EXERCISE AIM: Pictures in the records should not be copied, but every other part must be repeated exactly.

## begin

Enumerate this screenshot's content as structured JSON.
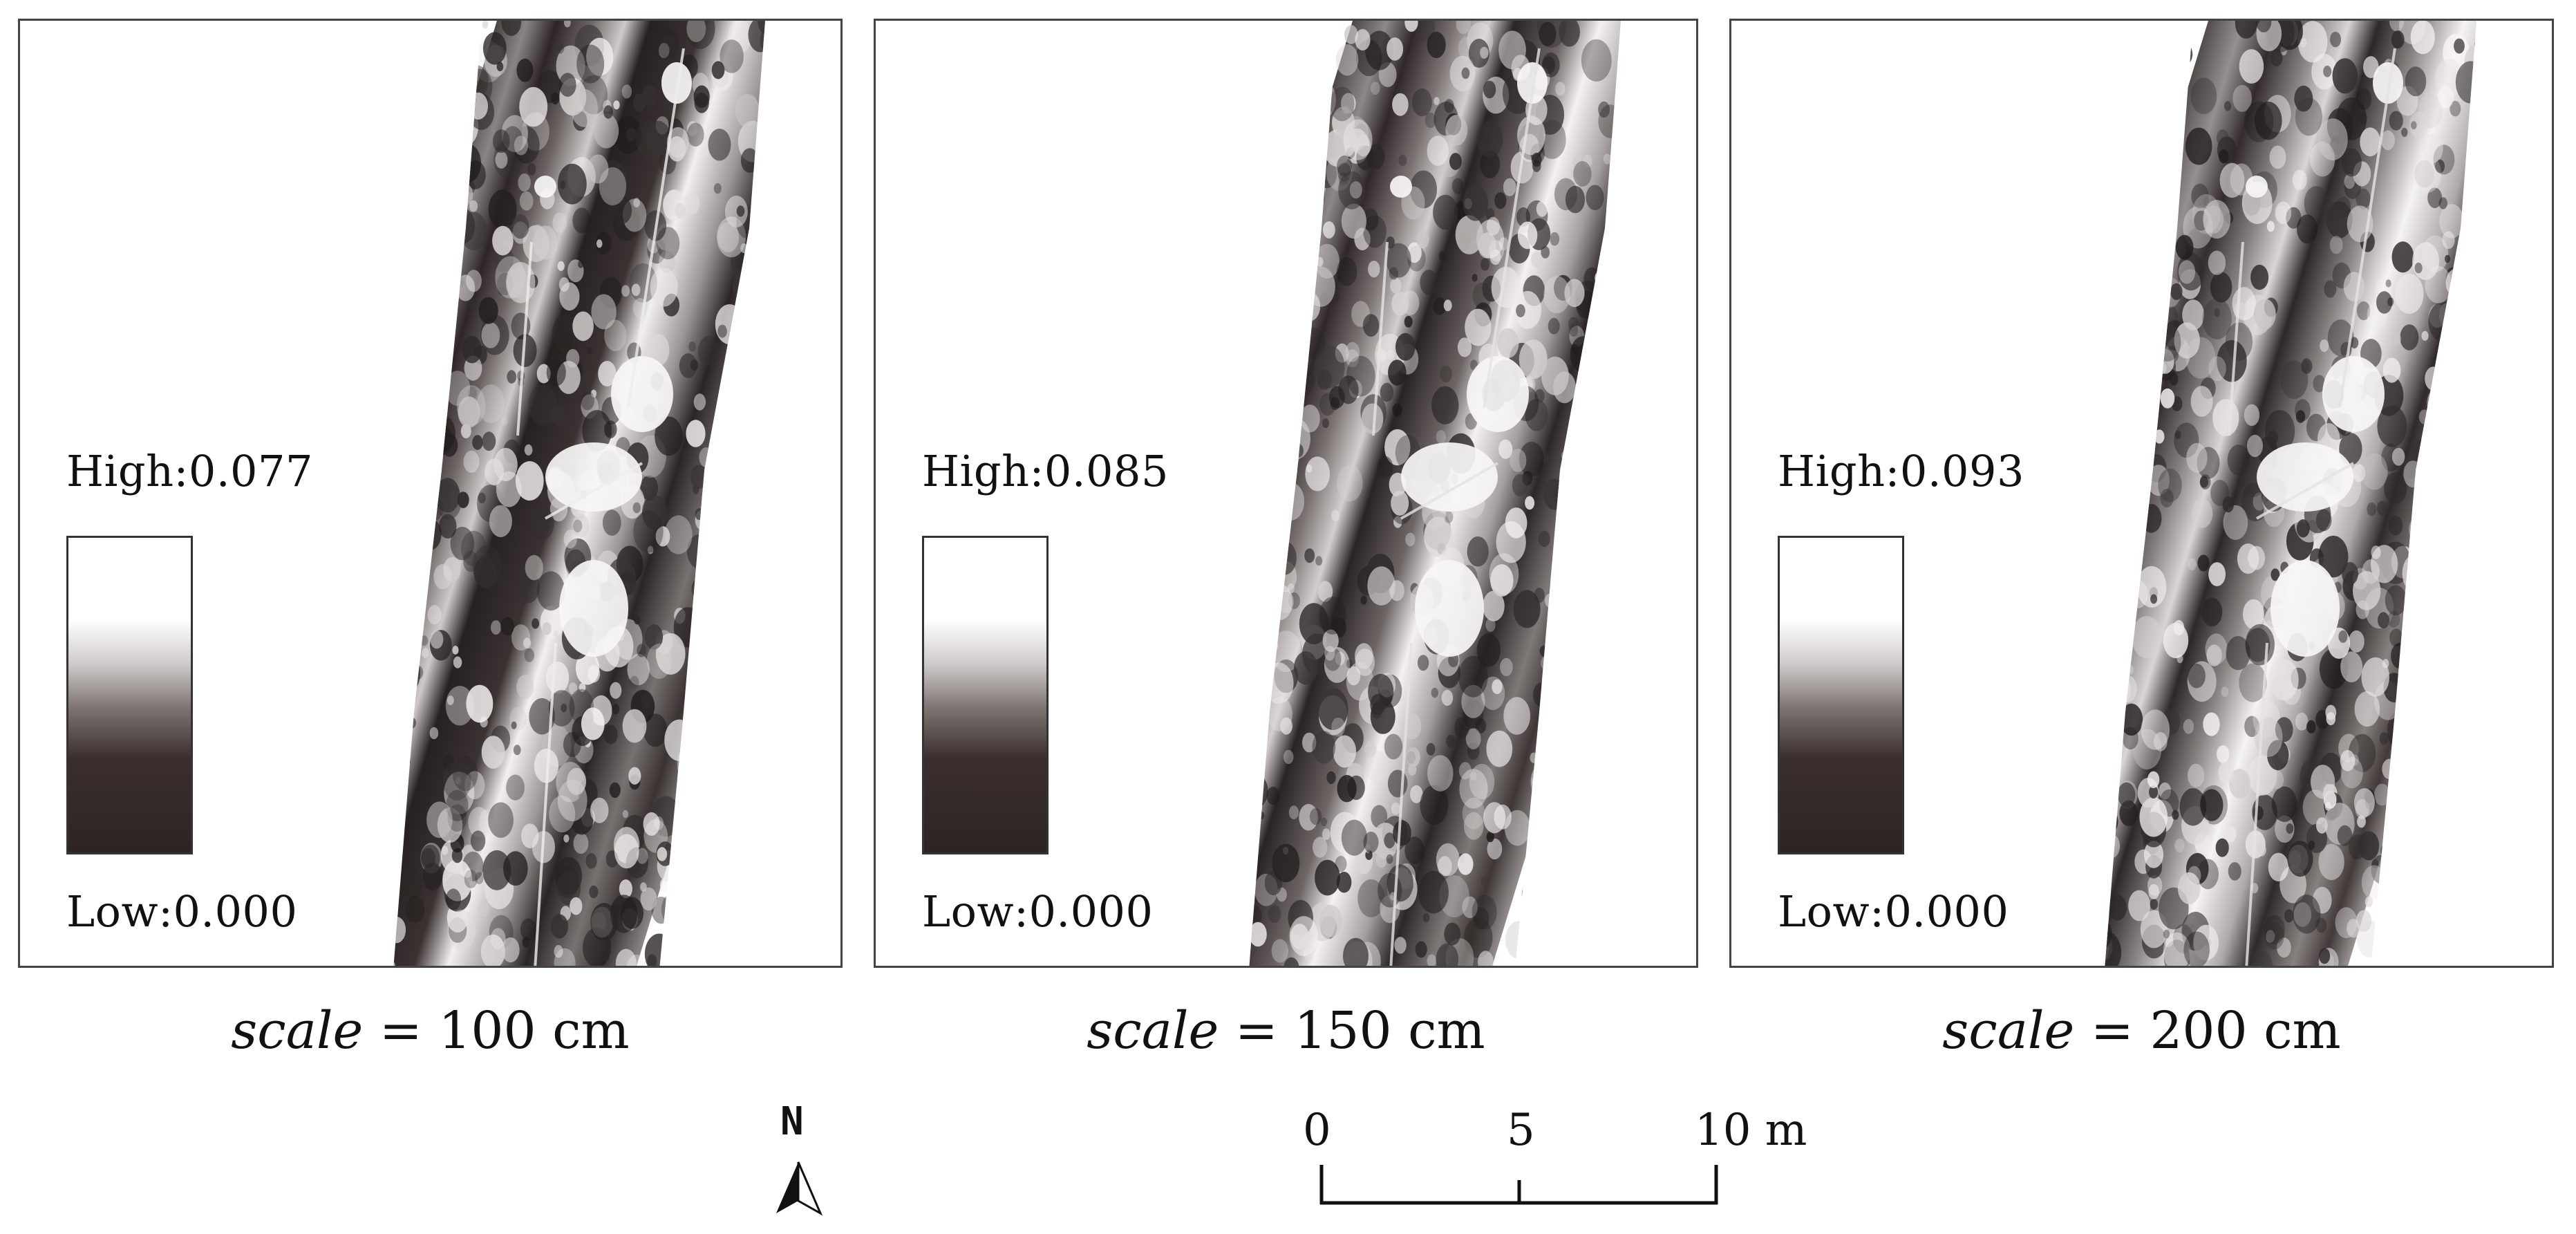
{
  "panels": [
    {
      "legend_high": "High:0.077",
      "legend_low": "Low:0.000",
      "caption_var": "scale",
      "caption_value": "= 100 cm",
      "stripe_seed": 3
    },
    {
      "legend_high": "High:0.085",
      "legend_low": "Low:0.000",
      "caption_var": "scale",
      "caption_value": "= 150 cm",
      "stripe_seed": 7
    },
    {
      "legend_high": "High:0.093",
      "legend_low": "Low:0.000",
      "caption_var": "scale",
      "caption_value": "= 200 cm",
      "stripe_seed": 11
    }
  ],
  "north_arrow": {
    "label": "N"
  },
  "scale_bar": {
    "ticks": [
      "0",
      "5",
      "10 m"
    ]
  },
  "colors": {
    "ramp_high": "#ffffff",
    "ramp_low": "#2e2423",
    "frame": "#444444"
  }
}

## end

OUTPUT OF THE TASK:
Enumerate this screenshot's content as structured JSON.
{
  "panels": [
    {
      "legend_high": "High:0.077",
      "legend_low": "Low:0.000",
      "caption_var": "scale",
      "caption_value": "= 100 cm",
      "stripe_seed": 3
    },
    {
      "legend_high": "High:0.085",
      "legend_low": "Low:0.000",
      "caption_var": "scale",
      "caption_value": "= 150 cm",
      "stripe_seed": 7
    },
    {
      "legend_high": "High:0.093",
      "legend_low": "Low:0.000",
      "caption_var": "scale",
      "caption_value": "= 200 cm",
      "stripe_seed": 11
    }
  ],
  "north_arrow": {
    "label": "N"
  },
  "scale_bar": {
    "ticks": [
      "0",
      "5",
      "10 m"
    ]
  },
  "colors": {
    "ramp_high": "#ffffff",
    "ramp_low": "#2e2423",
    "frame": "#444444"
  }
}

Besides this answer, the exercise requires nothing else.